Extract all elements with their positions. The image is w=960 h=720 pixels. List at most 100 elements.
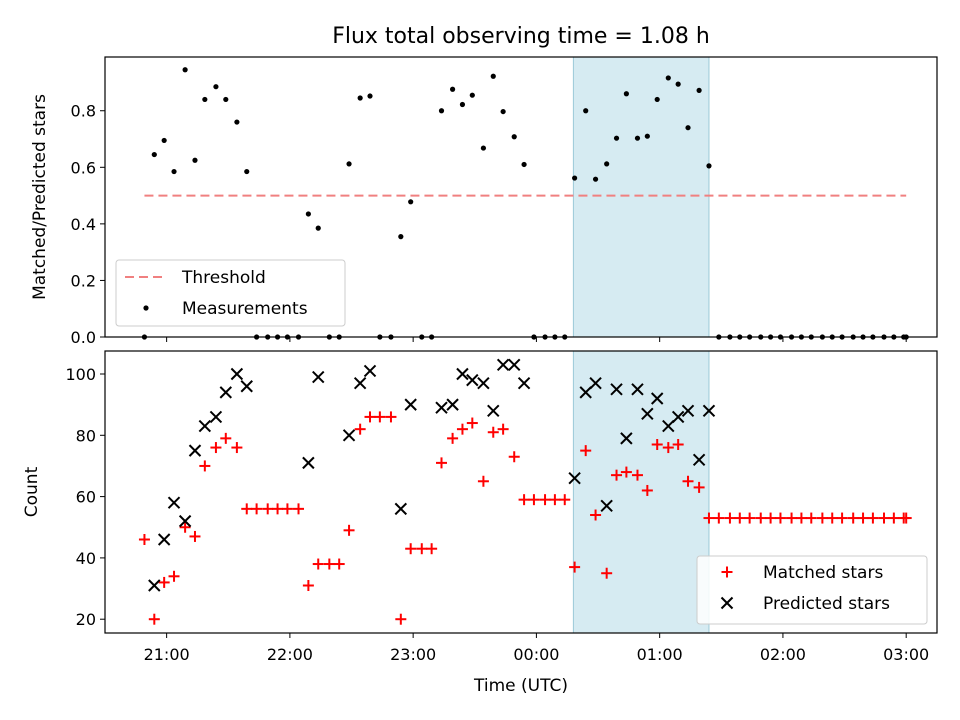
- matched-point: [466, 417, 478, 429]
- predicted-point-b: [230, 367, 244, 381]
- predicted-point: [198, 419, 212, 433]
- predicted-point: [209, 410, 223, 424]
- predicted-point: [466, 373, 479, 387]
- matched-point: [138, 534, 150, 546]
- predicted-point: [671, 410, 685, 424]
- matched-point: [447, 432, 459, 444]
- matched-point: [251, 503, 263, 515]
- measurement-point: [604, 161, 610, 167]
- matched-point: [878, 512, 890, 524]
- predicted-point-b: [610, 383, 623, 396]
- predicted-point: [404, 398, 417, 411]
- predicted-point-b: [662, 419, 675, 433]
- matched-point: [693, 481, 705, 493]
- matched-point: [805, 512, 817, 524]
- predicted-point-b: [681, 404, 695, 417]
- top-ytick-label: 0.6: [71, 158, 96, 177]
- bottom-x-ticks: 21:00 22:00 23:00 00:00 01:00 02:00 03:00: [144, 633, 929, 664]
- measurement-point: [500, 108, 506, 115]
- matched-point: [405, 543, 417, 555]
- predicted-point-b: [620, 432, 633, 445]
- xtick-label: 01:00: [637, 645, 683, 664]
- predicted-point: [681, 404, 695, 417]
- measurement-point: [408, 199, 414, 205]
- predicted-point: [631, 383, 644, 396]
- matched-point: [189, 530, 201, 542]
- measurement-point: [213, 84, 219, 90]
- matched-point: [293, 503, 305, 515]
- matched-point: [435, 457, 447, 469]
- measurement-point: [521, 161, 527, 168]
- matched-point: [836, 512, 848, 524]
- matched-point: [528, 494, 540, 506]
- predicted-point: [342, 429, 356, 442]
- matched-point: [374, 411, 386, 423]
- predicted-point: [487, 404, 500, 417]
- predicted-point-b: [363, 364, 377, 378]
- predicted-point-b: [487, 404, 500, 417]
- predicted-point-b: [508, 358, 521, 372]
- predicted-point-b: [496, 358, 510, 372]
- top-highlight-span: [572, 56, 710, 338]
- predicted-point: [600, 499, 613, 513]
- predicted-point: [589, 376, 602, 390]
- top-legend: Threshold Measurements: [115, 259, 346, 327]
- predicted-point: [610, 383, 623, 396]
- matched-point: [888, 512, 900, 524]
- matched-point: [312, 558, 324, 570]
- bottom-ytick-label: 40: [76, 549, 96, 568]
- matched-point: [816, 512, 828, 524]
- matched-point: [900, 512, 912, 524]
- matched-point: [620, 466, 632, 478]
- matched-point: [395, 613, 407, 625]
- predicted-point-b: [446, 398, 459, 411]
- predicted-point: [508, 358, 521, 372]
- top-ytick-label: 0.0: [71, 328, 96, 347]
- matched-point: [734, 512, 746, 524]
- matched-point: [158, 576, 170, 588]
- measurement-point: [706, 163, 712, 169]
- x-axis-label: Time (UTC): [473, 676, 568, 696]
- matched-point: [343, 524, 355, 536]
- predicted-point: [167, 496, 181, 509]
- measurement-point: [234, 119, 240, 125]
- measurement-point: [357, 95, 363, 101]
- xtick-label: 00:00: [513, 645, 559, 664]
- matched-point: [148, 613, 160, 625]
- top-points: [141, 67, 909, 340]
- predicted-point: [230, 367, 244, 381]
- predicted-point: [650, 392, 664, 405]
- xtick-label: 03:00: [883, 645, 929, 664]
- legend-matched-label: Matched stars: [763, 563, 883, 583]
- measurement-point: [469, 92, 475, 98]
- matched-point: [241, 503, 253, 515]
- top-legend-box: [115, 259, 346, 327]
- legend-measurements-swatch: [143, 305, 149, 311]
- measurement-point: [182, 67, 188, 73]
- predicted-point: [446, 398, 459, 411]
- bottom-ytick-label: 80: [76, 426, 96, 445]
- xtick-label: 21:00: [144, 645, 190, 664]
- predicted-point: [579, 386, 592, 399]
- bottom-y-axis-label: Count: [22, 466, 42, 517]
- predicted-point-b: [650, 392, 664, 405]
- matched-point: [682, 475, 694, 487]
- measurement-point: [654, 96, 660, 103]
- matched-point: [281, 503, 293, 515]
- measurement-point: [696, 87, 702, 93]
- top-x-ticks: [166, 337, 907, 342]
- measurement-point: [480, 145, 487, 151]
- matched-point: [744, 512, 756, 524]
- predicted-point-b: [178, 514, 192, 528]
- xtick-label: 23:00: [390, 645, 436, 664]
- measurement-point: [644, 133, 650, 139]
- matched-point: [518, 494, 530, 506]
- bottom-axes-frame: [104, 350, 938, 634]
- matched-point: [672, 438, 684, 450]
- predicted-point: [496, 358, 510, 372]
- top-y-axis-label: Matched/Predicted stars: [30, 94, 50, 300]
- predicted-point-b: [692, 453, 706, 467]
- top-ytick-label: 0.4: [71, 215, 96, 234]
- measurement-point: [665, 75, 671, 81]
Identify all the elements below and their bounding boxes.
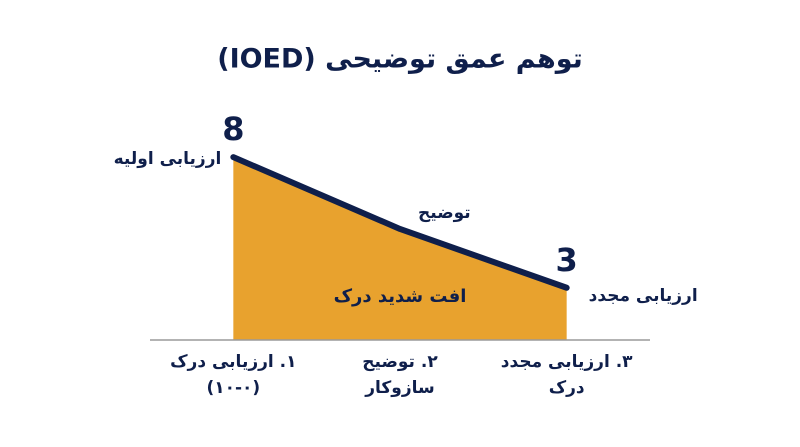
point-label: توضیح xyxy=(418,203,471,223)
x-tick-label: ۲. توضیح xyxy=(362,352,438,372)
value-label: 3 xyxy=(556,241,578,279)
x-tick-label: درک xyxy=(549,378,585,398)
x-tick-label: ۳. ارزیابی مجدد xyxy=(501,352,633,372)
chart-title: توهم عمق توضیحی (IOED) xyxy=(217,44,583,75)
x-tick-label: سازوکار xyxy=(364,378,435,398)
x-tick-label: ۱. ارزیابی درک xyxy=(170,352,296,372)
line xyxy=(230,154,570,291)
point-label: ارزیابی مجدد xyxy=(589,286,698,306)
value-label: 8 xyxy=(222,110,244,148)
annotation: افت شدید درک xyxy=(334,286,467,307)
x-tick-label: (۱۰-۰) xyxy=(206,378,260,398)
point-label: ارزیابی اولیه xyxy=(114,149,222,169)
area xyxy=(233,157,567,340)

------------------------------------------------------------------------

## [EXERCISE DIRECTIONS]
Please convert every line of the entries above into a Markdown table with the columns Row and Line, numbering the rows and skipping blank lines. Leave the pictures out.

## [WRITTEN SOLUTION]
| Row | Line |
|---|---|
| 1 | Extract all elements with their positions. The image is w=960 h=720 pixels. List at most 100 elements. |
| 2 | - matched-point: [466, 417, 478, 429] |
| 3 | - predicted-point-b: [230, 367, 244, 381] |
| 4 | - predicted-point: [198, 419, 212, 433] |
| 5 | - predicted-point: [209, 410, 223, 424] |
| 6 | - predicted-point: [466, 373, 479, 387] |
| 7 | - matched-point: [138, 534, 150, 546] |
| 8 | - predicted-point: [671, 410, 685, 424] |
| 9 | - matched-point: [447, 432, 459, 444] |
| 10 | - matched-point: [251, 503, 263, 515] |
| 11 | - measurement-point: [604, 161, 610, 167] |
| 12 | - matched-point: [878, 512, 890, 524] |
| 13 | - predicted-point-b: [610, 383, 623, 396] |
| 14 | - predicted-point: [404, 398, 417, 411] |
| 15 | - predicted-point-b: [662, 419, 675, 433] |
| 16 | - matched-point: [693, 481, 705, 493] |
| 17 | - matched-point: [805, 512, 817, 524] |
| 18 | - predicted-point-b: [681, 404, 695, 417] |
| 19 | - top-ytick-label: 0.6: [71, 158, 96, 177] |
| 20 | - bottom-x-ticks: 21:00 22:00 23:00 00:00 01:00 02:00 03:00: [144, 633, 929, 664] |
| 21 | - measurement-point: [500, 108, 506, 115] |
| 22 | - matched-point: [405, 543, 417, 555] |
| 23 | - predicted-point-b: [620, 432, 633, 445] |
| 24 | - xtick-label: 01:00: [637, 645, 683, 664] |
| 25 | - predicted-point: [681, 404, 695, 417] |
| 26 | - measurement-point: [408, 199, 414, 205] |
| 27 | - predicted-point: [631, 383, 644, 396] |
| 28 | - matched-point: [189, 530, 201, 542] |
| 29 | - measurement-point: [213, 84, 219, 90] |
| 30 | - matched-point: [293, 503, 305, 515] |
| 31 | - matched-point: [435, 457, 447, 469] |
| 32 | - measurement-point: [521, 161, 527, 168] |
| 33 | - matched-point: [836, 512, 848, 524] |
| 34 | - matched-point: [528, 494, 540, 506] |
| 35 | - predicted-point: [342, 429, 356, 442] |
| 36 | - matched-point: [374, 411, 386, 423] |
| 37 | - predicted-point: [487, 404, 500, 417] |
| 38 | - predicted-point-b: [363, 364, 377, 378] |
| 39 | - predicted-point-b: [487, 404, 500, 417] |
| 40 | - predicted-point-b: [508, 358, 521, 372] |
| 41 | - predicted-point-b: [496, 358, 510, 372] |
| 42 | - top-highlight-span: [572, 56, 710, 338] |
| 43 | - predicted-point: [600, 499, 613, 513] |
| 44 | - predicted-point: [589, 376, 602, 390] |
| 45 | - top-legend: Threshold Measurements: [115, 259, 346, 327] |
| 46 | - predicted-point: [610, 383, 623, 396] |
| 47 | - matched-point: [888, 512, 900, 524] |
| 48 | - matched-point: [312, 558, 324, 570] |
| 49 | - bottom-ytick-label: 40: [76, 549, 96, 568] |
| 50 | - matched-point: [816, 512, 828, 524] |
| 51 | - matched-point: [900, 512, 912, 524] |
| 52 | - matched-point: [620, 466, 632, 478] |
| 53 | - matched-point: [395, 613, 407, 625] |
| 54 | - predicted-point-b: [446, 398, 459, 411] |
| 55 | - predicted-point: [508, 358, 521, 372] |
| 56 | - top-ytick-label: 0.0: [71, 328, 96, 347] |
| 57 | - matched-point: [734, 512, 746, 524] |
| 58 | - matched-point: [158, 576, 170, 588] |
| 59 | - measurement-point: [706, 163, 712, 169] |
| 60 | - x-axis-label: Time (UTC): [473, 676, 568, 696] |
| 61 | - matched-point: [343, 524, 355, 536] |
| 62 | - predicted-point: [167, 496, 181, 509] |
| 63 | - measurement-point: [234, 119, 240, 125] |
| 64 | - measurement-point: [357, 95, 363, 101] |
| 65 | - xtick-label: 00:00: [513, 645, 559, 664] |
| 66 | - matched-point: [148, 613, 160, 625] |
| 67 | - top-points: [141, 67, 909, 340] |
| 68 | - predicted-point: [230, 367, 244, 381] |
| 69 | - predicted-point: [650, 392, 664, 405] |
| 70 | - xtick-label: 03:00: [883, 645, 929, 664] |
| 71 | - legend-matched-label: Matched stars: [763, 563, 883, 583] |
| 72 | - measurement-point: [469, 92, 475, 98] |
| 73 | - matched-point: [241, 503, 253, 515] |
| 74 | - top-legend-box: [115, 259, 346, 327] |
| 75 | - legend-measurements-swatch: [143, 305, 149, 311] |
| 76 | - measurement-point: [182, 67, 188, 73] |
| 77 | - predicted-point: [446, 398, 459, 411] |
| 78 | - bottom-ytick-label: 80: [76, 426, 96, 445] |
| 79 | - xtick-label: 21:00: [144, 645, 190, 664] |
| 80 | - predicted-point: [579, 386, 592, 399] |
| 81 | - bottom-y-axis-label: Count: [22, 466, 42, 517] |
| 82 | - predicted-point-b: [650, 392, 664, 405] |
| 83 | - matched-point: [682, 475, 694, 487] |
| 84 | - measurement-point: [654, 96, 660, 103] |
| 85 | - matched-point: [281, 503, 293, 515] |
| 86 | - measurement-point: [696, 87, 702, 93] |
| 87 | - top-x-ticks: [166, 337, 907, 342] |
| 88 | - measurement-point: [480, 145, 487, 151] |
| 89 | - matched-point: [744, 512, 756, 524] |
| 90 | - predicted-point-b: [178, 514, 192, 528] |
| 91 | - xtick-label: 23:00: [390, 645, 436, 664] |
| 92 | - measurement-point: [644, 133, 650, 139] |
| 93 | - matched-point: [518, 494, 530, 506] |
| 94 | - bottom-axes-frame: [104, 350, 938, 634] |
| 95 | - matched-point: [672, 438, 684, 450] |
| 96 | - predicted-point: [496, 358, 510, 372] |
| 97 | - top-y-axis-label: Matched/Predicted stars: [30, 94, 50, 300] |
| 98 | - predicted-point-b: [692, 453, 706, 467] |
| 99 | - top-ytick-label: 0.4: [71, 215, 96, 234] |
| 100 | - measurement-point: [665, 75, 671, 81] |
| 101 | Identify all the elements below and their bounding boxes. |
| 102 | point-label: توضیح xyxy=(418,203,471,223) |
| 103 | x-tick-label: ۲. توضیح xyxy=(362,352,438,372) |
| 104 | value-label: 3 xyxy=(556,241,578,279) |
| 105 | x-tick-label: درک xyxy=(549,378,585,398) |
| 106 | x-tick-label: ۳. ارزیابی مجدد xyxy=(501,352,633,372) |
| 107 | chart-title: توهم عمق توضیحی (IOED) xyxy=(217,44,583,75) |
| 108 | x-tick-label: سازوکار xyxy=(364,378,435,398) |
| 109 | x-tick-label: ۱. ارزیابی درک xyxy=(170,352,296,372) |
| 110 | line xyxy=(230,154,570,291) |
| 111 | point-label: ارزیابی مجدد xyxy=(589,286,698,306) |
| 112 | value-label: 8 xyxy=(222,110,244,148) |
| 113 | annotation: افت شدید درک xyxy=(334,286,467,307) |
| 114 | x-tick-label: (۱۰-۰) xyxy=(206,378,260,398) |
| 115 | point-label: ارزیابی اولیه xyxy=(114,149,222,169) |
| 116 | area xyxy=(233,157,567,340) |